EXERCISE DETAILS —
Among the lines below, count those with "Depth". Give the total alone.

TASK DATA —
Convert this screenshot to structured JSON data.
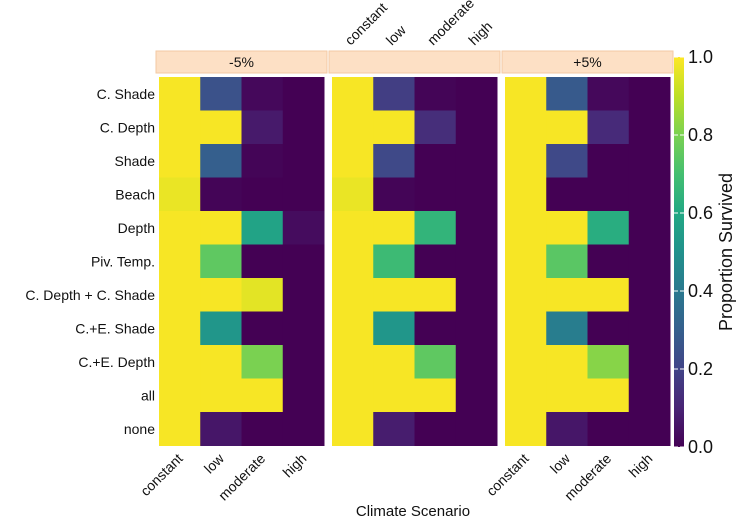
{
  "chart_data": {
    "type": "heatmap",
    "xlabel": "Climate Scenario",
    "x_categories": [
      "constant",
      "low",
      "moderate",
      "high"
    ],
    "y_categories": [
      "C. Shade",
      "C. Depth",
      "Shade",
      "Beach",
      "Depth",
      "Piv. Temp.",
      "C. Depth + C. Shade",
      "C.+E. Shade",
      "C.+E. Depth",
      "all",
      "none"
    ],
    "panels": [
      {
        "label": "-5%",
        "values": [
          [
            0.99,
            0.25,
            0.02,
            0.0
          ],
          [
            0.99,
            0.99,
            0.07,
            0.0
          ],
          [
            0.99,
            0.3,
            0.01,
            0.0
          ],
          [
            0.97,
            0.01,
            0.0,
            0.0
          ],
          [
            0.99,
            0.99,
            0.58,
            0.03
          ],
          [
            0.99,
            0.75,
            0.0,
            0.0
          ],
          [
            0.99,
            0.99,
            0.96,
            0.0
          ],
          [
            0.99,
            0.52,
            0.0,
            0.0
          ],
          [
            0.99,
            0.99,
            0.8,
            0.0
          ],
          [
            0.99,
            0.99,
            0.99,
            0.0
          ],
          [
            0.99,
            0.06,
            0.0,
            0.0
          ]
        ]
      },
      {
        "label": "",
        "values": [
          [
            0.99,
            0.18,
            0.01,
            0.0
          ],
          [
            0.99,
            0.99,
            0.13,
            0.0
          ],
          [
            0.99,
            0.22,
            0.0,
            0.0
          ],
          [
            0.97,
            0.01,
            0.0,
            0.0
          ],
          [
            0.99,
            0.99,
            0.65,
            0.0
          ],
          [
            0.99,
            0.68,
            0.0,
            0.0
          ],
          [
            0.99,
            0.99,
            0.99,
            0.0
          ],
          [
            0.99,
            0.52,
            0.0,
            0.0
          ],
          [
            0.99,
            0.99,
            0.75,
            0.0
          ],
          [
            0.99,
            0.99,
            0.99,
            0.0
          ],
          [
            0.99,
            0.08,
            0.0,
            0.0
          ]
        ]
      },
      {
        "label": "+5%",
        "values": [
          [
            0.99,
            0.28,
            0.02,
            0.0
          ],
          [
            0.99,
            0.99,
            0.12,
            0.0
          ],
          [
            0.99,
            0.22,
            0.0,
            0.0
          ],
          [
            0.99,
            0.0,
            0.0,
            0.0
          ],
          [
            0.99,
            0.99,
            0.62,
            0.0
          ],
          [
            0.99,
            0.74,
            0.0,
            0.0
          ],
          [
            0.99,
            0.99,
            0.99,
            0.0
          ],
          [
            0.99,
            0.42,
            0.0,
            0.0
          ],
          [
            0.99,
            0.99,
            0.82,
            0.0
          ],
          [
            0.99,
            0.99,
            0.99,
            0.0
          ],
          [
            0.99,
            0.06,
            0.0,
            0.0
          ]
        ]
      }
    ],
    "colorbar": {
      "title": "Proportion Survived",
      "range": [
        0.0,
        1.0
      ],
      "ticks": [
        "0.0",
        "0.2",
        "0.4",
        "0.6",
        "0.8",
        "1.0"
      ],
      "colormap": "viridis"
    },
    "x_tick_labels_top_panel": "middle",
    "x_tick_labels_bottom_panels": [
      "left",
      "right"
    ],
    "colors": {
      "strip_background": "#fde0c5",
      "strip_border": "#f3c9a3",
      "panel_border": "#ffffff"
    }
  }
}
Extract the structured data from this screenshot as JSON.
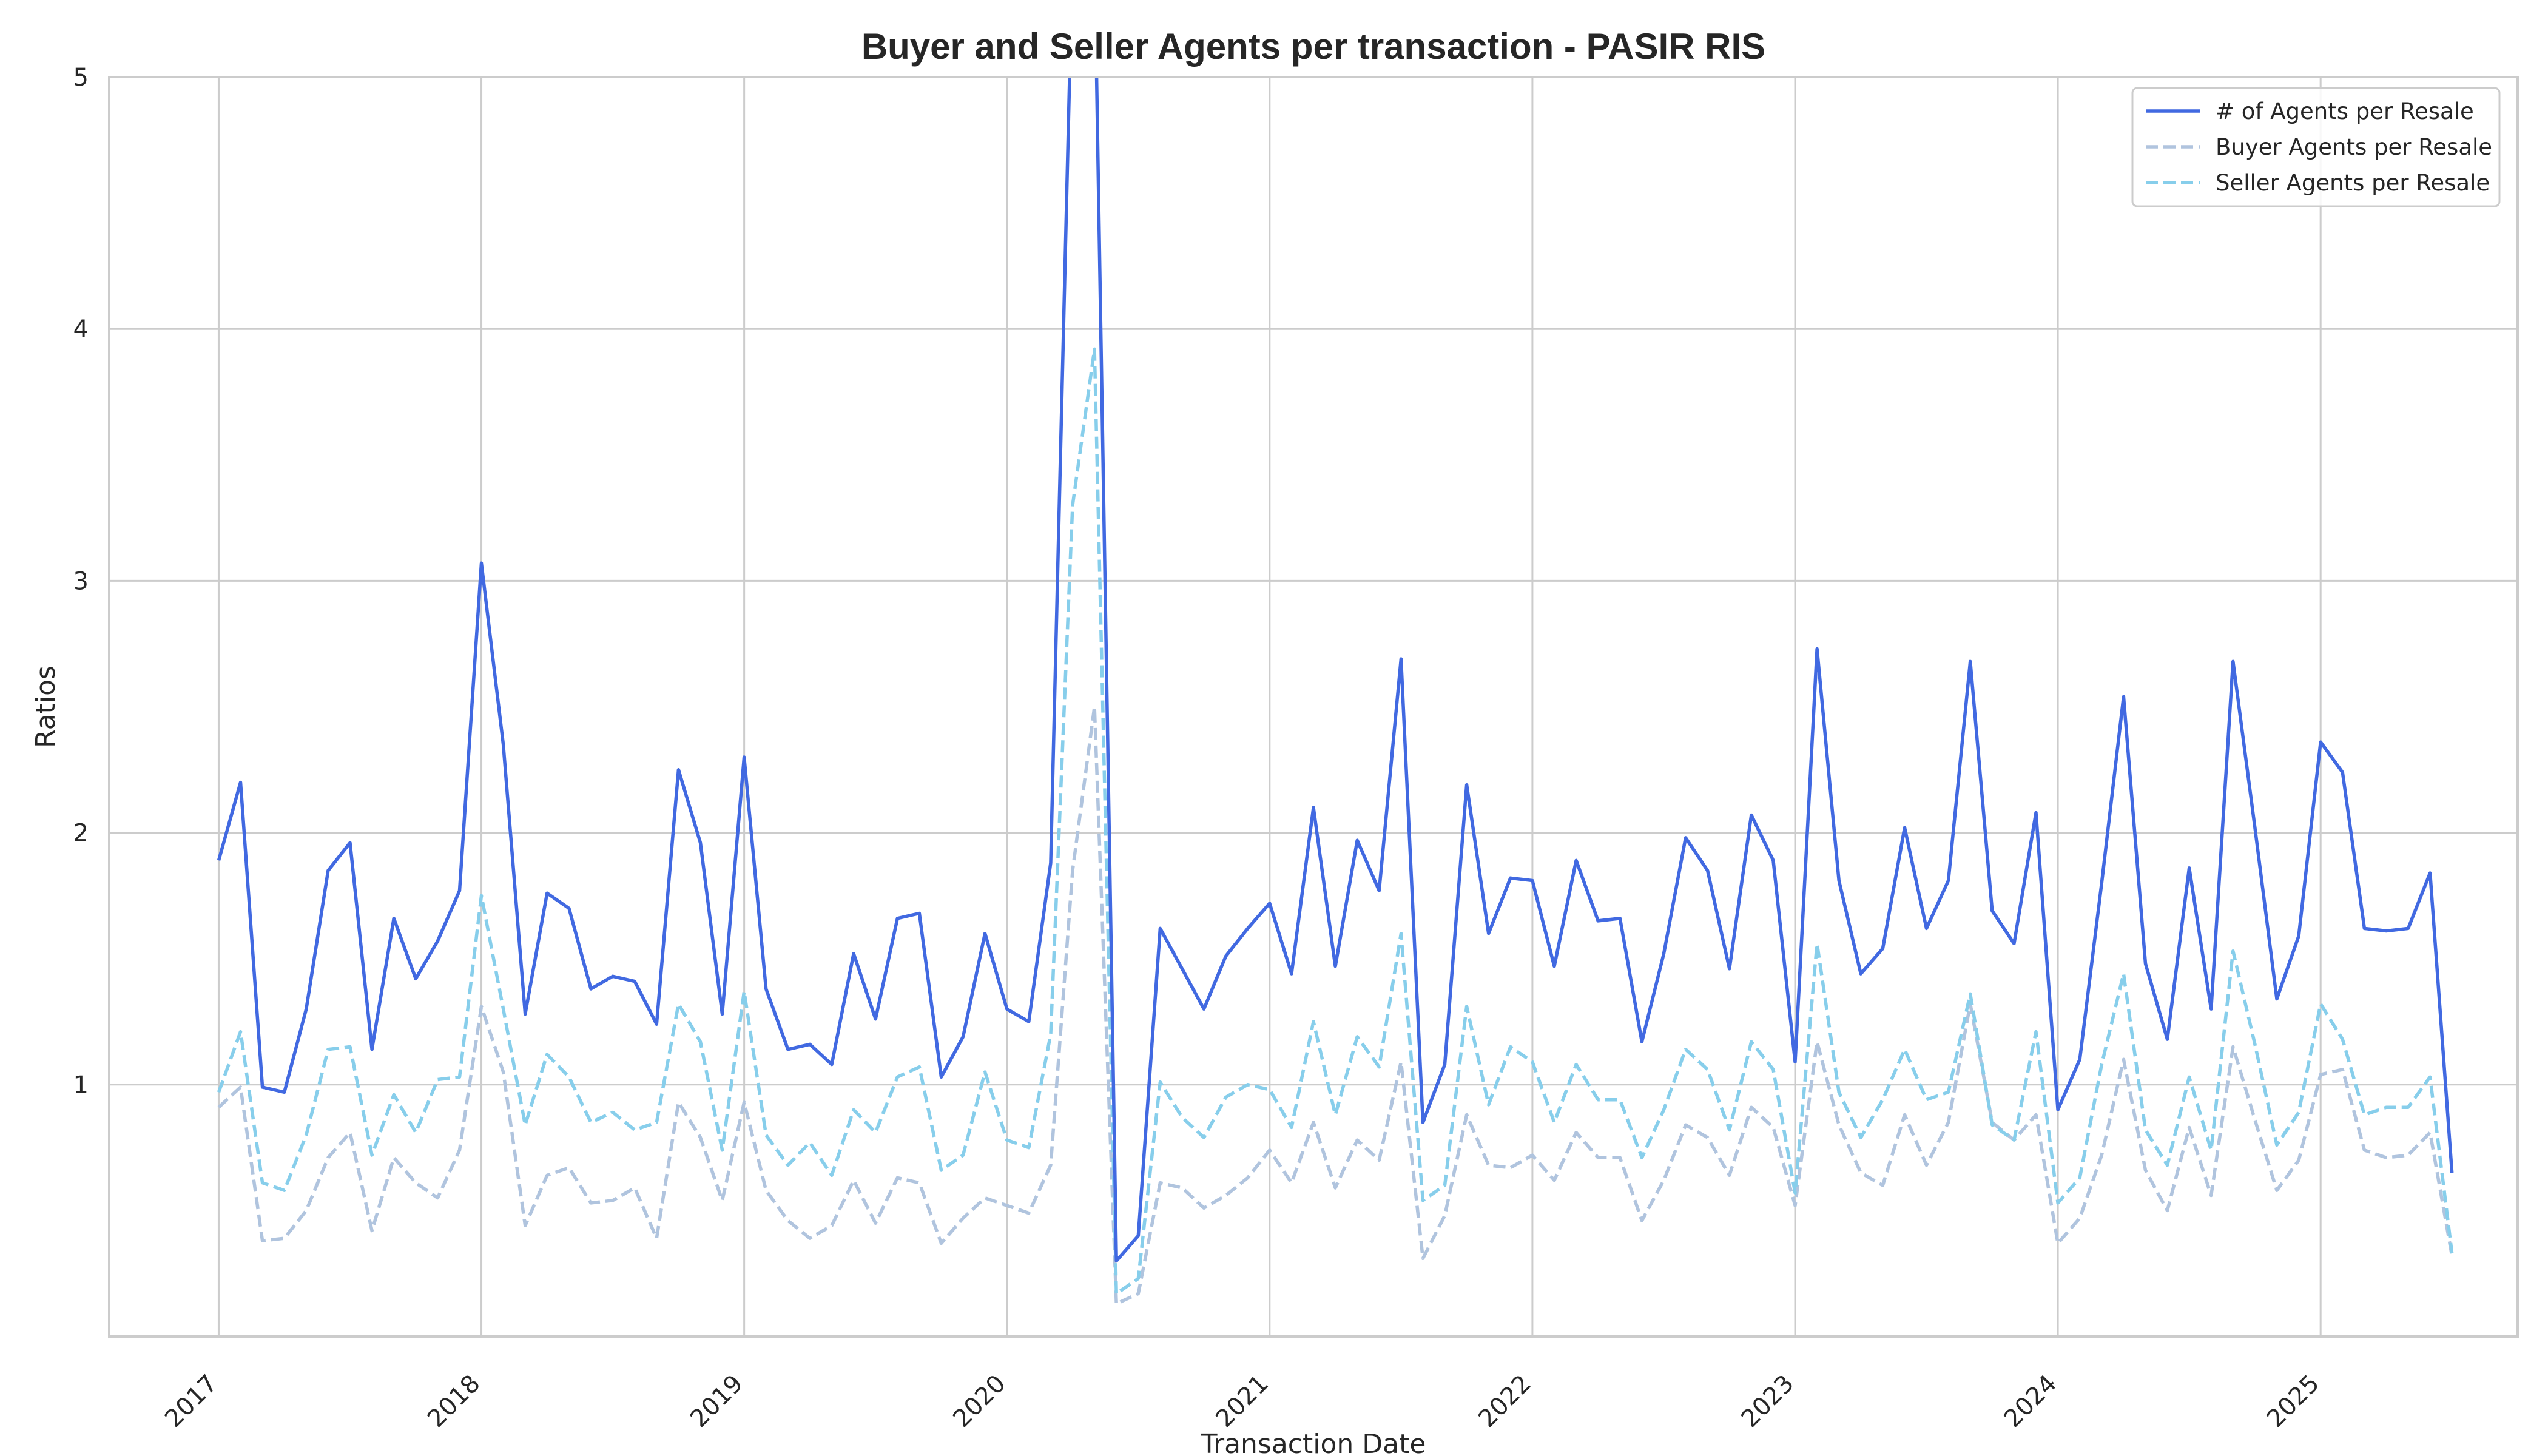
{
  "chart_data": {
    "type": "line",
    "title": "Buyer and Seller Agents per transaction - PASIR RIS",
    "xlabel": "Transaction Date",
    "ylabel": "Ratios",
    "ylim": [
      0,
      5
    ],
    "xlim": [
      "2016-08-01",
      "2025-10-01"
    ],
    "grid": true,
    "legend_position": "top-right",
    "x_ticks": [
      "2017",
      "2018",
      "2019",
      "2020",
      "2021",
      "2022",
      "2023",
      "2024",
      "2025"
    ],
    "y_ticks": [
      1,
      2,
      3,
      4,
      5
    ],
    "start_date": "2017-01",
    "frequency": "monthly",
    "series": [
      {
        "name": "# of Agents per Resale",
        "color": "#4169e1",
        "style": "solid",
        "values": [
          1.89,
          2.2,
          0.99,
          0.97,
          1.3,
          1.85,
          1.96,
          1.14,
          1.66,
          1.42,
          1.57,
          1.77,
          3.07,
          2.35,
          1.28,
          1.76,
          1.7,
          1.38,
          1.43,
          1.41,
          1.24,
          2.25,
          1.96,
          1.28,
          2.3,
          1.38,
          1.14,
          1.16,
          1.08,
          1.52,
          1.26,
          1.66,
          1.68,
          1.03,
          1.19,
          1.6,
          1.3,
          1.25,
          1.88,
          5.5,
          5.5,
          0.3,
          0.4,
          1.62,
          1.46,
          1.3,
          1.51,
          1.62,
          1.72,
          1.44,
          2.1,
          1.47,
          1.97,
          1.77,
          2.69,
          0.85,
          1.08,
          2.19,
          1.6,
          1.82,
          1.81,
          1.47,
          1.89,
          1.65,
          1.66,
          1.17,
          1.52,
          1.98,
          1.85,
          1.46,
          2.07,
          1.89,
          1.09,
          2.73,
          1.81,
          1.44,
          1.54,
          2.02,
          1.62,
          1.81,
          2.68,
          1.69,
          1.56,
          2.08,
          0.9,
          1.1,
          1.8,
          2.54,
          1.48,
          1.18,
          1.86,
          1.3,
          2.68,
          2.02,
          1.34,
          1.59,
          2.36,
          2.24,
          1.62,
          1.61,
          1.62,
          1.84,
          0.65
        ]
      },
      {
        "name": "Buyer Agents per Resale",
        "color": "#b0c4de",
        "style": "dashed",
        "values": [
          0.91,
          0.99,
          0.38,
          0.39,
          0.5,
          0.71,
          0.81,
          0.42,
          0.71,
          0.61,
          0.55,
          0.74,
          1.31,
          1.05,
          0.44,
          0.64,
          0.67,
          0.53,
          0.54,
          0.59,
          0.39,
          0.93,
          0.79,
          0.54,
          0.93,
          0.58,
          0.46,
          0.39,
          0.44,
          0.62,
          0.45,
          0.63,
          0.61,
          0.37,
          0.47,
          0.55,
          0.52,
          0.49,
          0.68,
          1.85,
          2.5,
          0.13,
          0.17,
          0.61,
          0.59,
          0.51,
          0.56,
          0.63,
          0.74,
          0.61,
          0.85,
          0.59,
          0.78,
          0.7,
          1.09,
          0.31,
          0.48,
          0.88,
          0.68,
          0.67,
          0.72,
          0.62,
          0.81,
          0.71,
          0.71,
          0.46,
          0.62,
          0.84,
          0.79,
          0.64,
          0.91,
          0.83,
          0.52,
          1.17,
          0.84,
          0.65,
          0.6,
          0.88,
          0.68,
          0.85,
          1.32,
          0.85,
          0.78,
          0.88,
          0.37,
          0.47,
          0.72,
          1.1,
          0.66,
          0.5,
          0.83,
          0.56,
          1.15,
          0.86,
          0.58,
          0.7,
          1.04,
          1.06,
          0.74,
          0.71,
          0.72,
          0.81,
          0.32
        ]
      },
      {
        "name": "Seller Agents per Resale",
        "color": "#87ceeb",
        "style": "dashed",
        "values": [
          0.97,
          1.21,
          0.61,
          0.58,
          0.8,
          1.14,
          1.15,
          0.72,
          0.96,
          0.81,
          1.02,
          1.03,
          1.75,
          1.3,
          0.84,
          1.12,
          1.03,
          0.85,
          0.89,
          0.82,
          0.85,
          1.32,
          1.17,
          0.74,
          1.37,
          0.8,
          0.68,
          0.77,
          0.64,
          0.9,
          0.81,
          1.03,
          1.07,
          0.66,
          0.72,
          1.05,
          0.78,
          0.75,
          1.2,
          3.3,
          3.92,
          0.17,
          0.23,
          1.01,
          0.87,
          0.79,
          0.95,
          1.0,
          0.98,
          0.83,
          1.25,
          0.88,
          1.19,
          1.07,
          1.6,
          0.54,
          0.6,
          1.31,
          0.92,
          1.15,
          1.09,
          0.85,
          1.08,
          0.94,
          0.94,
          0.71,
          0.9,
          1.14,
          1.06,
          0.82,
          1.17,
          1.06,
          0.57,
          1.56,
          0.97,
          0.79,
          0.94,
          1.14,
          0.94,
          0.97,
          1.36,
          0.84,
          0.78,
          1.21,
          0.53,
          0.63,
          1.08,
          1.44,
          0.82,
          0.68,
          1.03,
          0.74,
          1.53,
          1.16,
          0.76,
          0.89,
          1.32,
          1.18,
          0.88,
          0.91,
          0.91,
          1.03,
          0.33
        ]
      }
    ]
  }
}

TASK RESPONSE —
4